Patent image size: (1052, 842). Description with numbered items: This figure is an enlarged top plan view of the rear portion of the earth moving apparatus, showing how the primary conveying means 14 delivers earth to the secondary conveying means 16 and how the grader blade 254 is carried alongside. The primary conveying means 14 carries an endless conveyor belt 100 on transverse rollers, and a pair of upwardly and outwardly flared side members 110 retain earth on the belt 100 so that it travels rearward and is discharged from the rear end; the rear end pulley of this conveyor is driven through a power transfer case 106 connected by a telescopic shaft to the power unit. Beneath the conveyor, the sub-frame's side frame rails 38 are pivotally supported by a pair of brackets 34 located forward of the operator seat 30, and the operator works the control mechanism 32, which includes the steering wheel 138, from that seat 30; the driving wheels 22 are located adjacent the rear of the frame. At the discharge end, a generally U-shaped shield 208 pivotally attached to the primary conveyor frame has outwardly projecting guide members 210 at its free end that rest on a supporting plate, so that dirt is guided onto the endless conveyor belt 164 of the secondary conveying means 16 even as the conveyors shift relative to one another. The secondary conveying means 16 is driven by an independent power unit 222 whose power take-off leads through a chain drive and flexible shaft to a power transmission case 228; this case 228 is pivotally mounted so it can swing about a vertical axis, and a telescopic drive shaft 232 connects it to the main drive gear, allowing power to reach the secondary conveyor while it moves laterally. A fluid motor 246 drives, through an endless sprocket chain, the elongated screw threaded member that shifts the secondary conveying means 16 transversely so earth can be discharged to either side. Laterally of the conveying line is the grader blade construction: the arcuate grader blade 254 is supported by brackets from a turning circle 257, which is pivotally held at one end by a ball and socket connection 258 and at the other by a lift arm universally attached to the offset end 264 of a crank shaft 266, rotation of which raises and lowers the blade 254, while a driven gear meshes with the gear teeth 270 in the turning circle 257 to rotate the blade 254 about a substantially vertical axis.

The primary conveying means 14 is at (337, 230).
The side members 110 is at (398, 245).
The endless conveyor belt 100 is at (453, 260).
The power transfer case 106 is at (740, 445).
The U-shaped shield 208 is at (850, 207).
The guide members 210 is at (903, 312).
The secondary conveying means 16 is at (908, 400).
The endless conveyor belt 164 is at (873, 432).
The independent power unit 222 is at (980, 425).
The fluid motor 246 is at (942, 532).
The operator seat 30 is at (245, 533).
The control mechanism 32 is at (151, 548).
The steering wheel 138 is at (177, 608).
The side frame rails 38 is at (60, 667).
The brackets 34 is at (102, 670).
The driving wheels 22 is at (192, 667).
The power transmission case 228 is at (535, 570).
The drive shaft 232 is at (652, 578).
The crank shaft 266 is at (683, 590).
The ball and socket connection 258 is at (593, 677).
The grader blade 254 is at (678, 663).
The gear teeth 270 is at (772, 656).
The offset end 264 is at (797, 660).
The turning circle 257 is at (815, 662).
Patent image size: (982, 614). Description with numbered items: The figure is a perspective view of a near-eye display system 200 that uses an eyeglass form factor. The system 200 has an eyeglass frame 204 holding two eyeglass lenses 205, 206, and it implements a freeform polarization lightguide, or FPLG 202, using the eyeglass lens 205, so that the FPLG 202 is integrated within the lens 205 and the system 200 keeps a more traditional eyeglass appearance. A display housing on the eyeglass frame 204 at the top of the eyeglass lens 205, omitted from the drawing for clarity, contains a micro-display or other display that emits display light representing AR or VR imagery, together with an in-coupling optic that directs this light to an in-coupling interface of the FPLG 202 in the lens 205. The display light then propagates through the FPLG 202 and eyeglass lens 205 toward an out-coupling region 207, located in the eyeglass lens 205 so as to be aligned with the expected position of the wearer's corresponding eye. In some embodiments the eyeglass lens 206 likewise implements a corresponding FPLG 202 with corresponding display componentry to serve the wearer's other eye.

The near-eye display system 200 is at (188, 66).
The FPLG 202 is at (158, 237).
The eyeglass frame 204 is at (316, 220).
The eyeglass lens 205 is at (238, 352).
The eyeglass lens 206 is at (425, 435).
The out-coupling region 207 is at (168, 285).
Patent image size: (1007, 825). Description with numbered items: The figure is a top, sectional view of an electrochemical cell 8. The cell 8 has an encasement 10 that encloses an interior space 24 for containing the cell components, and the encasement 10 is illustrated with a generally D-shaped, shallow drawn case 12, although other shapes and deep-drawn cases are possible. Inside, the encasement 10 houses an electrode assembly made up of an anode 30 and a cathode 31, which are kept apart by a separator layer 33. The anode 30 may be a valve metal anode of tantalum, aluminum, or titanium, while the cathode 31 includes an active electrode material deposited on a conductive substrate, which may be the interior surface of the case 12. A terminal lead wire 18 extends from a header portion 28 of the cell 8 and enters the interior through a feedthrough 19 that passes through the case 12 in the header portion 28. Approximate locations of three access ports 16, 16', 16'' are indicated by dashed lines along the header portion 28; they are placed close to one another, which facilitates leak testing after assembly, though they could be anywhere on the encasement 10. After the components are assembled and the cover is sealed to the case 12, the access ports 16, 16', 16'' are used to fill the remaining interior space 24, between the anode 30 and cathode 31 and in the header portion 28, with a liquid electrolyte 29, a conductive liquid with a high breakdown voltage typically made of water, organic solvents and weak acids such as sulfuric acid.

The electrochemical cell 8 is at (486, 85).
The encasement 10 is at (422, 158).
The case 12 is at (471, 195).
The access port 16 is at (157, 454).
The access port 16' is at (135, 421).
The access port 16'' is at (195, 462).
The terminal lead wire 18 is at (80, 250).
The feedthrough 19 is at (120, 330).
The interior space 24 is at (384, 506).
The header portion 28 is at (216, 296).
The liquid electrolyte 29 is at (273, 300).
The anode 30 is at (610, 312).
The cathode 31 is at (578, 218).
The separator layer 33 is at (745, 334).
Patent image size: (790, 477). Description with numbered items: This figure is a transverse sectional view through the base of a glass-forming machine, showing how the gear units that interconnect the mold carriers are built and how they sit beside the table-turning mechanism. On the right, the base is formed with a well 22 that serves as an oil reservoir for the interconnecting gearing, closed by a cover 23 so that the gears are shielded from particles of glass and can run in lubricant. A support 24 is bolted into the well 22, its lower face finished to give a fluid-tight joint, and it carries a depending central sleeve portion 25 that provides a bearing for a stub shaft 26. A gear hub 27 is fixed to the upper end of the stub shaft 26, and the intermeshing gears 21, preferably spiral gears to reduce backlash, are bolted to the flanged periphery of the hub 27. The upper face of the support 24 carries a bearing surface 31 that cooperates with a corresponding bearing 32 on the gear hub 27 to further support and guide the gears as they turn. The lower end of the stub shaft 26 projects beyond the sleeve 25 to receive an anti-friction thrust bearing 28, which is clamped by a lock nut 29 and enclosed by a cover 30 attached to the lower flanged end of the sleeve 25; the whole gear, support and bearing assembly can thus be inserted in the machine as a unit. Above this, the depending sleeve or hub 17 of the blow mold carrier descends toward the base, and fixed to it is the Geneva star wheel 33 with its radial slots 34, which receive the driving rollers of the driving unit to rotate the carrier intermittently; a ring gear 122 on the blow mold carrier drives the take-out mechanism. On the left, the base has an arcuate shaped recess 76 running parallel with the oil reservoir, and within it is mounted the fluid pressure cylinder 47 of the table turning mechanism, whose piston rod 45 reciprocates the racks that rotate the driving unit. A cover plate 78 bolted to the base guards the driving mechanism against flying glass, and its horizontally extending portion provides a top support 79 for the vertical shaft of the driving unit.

------------------------

- Aim of the exercise
Repeat every item above line for line, without changing anything.

- Full solution
Patent image size: (1052, 842). Description with numbered items: This figure is an enlarged top plan view of the rear portion of the earth moving apparatus, showing how the primary conveying means 14 delivers earth to the secondary conveying means 16 and how the grader blade 254 is carried alongside. The primary conveying means 14 carries an endless conveyor belt 100 on transverse rollers, and a pair of upwardly and outwardly flared side members 110 retain earth on the belt 100 so that it travels rearward and is discharged from the rear end; the rear end pulley of this conveyor is driven through a power transfer case 106 connected by a telescopic shaft to the power unit. Beneath the conveyor, the sub-frame's side frame rails 38 are pivotally supported by a pair of brackets 34 located forward of the operator seat 30, and the operator works the control mechanism 32, which includes the steering wheel 138, from that seat 30; the driving wheels 22 are located adjacent the rear of the frame. At the discharge end, a generally U-shaped shield 208 pivotally attached to the primary conveyor frame has outwardly projecting guide members 210 at its free end that rest on a supporting plate, so that dirt is guided onto the endless conveyor belt 164 of the secondary conveying means 16 even as the conveyors shift relative to one another. The secondary conveying means 16 is driven by an independent power unit 222 whose power take-off leads through a chain drive and flexible shaft to a power transmission case 228; this case 228 is pivotally mounted so it can swing about a vertical axis, and a telescopic drive shaft 232 connects it to the main drive gear, allowing power to reach the secondary conveyor while it moves laterally. A fluid motor 246 drives, through an endless sprocket chain, the elongated screw threaded member that shifts the secondary conveying means 16 transversely so earth can be discharged to either side. Laterally of the conveying line is the grader blade construction: the arcuate grader blade 254 is supported by brackets from a turning circle 257, which is pivotally held at one end by a ball and socket connection 258 and at the other by a lift arm universally attached to the offset end 264 of a crank shaft 266, rotation of which raises and lowers the blade 254, while a driven gear meshes with the gear teeth 270 in the turning circle 257 to rotate the blade 254 about a substantially vertical axis.

The primary conveying means 14 is at (337, 230).
The side members 110 is at (398, 245).
The endless conveyor belt 100 is at (453, 260).
The power transfer case 106 is at (740, 445).
The U-shaped shield 208 is at (850, 207).
The guide members 210 is at (903, 312).
The secondary conveying means 16 is at (908, 400).
The endless conveyor belt 164 is at (873, 432).
The independent power unit 222 is at (980, 425).
The fluid motor 246 is at (942, 532).
The operator seat 30 is at (245, 533).
The control mechanism 32 is at (151, 548).
The steering wheel 138 is at (177, 608).
The side frame rails 38 is at (60, 667).
The brackets 34 is at (102, 670).
The driving wheels 22 is at (192, 667).
The power transmission case 228 is at (535, 570).
The drive shaft 232 is at (652, 578).
The crank shaft 266 is at (683, 590).
The ball and socket connection 258 is at (593, 677).
The grader blade 254 is at (678, 663).
The gear teeth 270 is at (772, 656).
The offset end 264 is at (797, 660).
The turning circle 257 is at (815, 662).
Patent image size: (982, 614). Description with numbered items: The figure is a perspective view of a near-eye display system 200 that uses an eyeglass form factor. The system 200 has an eyeglass frame 204 holding two eyeglass lenses 205, 206, and it implements a freeform polarization lightguide, or FPLG 202, using the eyeglass lens 205, so that the FPLG 202 is integrated within the lens 205 and the system 200 keeps a more traditional eyeglass appearance. A display housing on the eyeglass frame 204 at the top of the eyeglass lens 205, omitted from the drawing for clarity, contains a micro-display or other display that emits display light representing AR or VR imagery, together with an in-coupling optic that directs this light to an in-coupling interface of the FPLG 202 in the lens 205. The display light then propagates through the FPLG 202 and eyeglass lens 205 toward an out-coupling region 207, located in the eyeglass lens 205 so as to be aligned with the expected position of the wearer's corresponding eye. In some embodiments the eyeglass lens 206 likewise implements a corresponding FPLG 202 with corresponding display componentry to serve the wearer's other eye.

The near-eye display system 200 is at (188, 66).
The FPLG 202 is at (158, 237).
The eyeglass frame 204 is at (316, 220).
The eyeglass lens 205 is at (238, 352).
The eyeglass lens 206 is at (425, 435).
The out-coupling region 207 is at (168, 285).
Patent image size: (1007, 825). Description with numbered items: The figure is a top, sectional view of an electrochemical cell 8. The cell 8 has an encasement 10 that encloses an interior space 24 for containing the cell components, and the encasement 10 is illustrated with a generally D-shaped, shallow drawn case 12, although other shapes and deep-drawn cases are possible. Inside, the encasement 10 houses an electrode assembly made up of an anode 30 and a cathode 31, which are kept apart by a separator layer 33. The anode 30 may be a valve metal anode of tantalum, aluminum, or titanium, while the cathode 31 includes an active electrode material deposited on a conductive substrate, which may be the interior surface of the case 12. A terminal lead wire 18 extends from a header portion 28 of the cell 8 and enters the interior through a feedthrough 19 that passes through the case 12 in the header portion 28. Approximate locations of three access ports 16, 16', 16'' are indicated by dashed lines along the header portion 28; they are placed close to one another, which facilitates leak testing after assembly, though they could be anywhere on the encasement 10. After the components are assembled and the cover is sealed to the case 12, the access ports 16, 16', 16'' are used to fill the remaining interior space 24, between the anode 30 and cathode 31 and in the header portion 28, with a liquid electrolyte 29, a conductive liquid with a high breakdown voltage typically made of water, organic solvents and weak acids such as sulfuric acid.

The electrochemical cell 8 is at (486, 85).
The encasement 10 is at (422, 158).
The case 12 is at (471, 195).
The access port 16 is at (157, 454).
The access port 16' is at (135, 421).
The access port 16'' is at (195, 462).
The terminal lead wire 18 is at (80, 250).
The feedthrough 19 is at (120, 330).
The interior space 24 is at (384, 506).
The header portion 28 is at (216, 296).
The liquid electrolyte 29 is at (273, 300).
The anode 30 is at (610, 312).
The cathode 31 is at (578, 218).
The separator layer 33 is at (745, 334).
Patent image size: (790, 477). Description with numbered items: This figure is a transverse sectional view through the base of a glass-forming machine, showing how the gear units that interconnect the mold carriers are built and how they sit beside the table-turning mechanism. On the right, the base is formed with a well 22 that serves as an oil reservoir for the interconnecting gearing, closed by a cover 23 so that the gears are shielded from particles of glass and can run in lubricant. A support 24 is bolted into the well 22, its lower face finished to give a fluid-tight joint, and it carries a depending central sleeve portion 25 that provides a bearing for a stub shaft 26. A gear hub 27 is fixed to the upper end of the stub shaft 26, and the intermeshing gears 21, preferably spiral gears to reduce backlash, are bolted to the flanged periphery of the hub 27. The upper face of the support 24 carries a bearing surface 31 that cooperates with a corresponding bearing 32 on the gear hub 27 to further support and guide the gears as they turn. The lower end of the stub shaft 26 projects beyond the sleeve 25 to receive an anti-friction thrust bearing 28, which is clamped by a lock nut 29 and enclosed by a cover 30 attached to the lower flanged end of the sleeve 25; the whole gear, support and bearing assembly can thus be inserted in the machine as a unit. Above this, the depending sleeve or hub 17 of the blow mold carrier descends toward the base, and fixed to it is the Geneva star wheel 33 with its radial slots 34, which receive the driving rollers of the driving unit to rotate the carrier intermittently; a ring gear 122 on the blow mold carrier drives the take-out mechanism. On the left, the base has an arcuate shaped recess 76 running parallel with the oil reservoir, and within it is mounted the fluid pressure cylinder 47 of the table turning mechanism, whose piston rod 45 reciprocates the racks that rotate the driving unit. A cover plate 78 bolted to the base guards the driving mechanism against flying glass, and its horizontally extending portion provides a top support 79 for the vertical shaft of the driving unit.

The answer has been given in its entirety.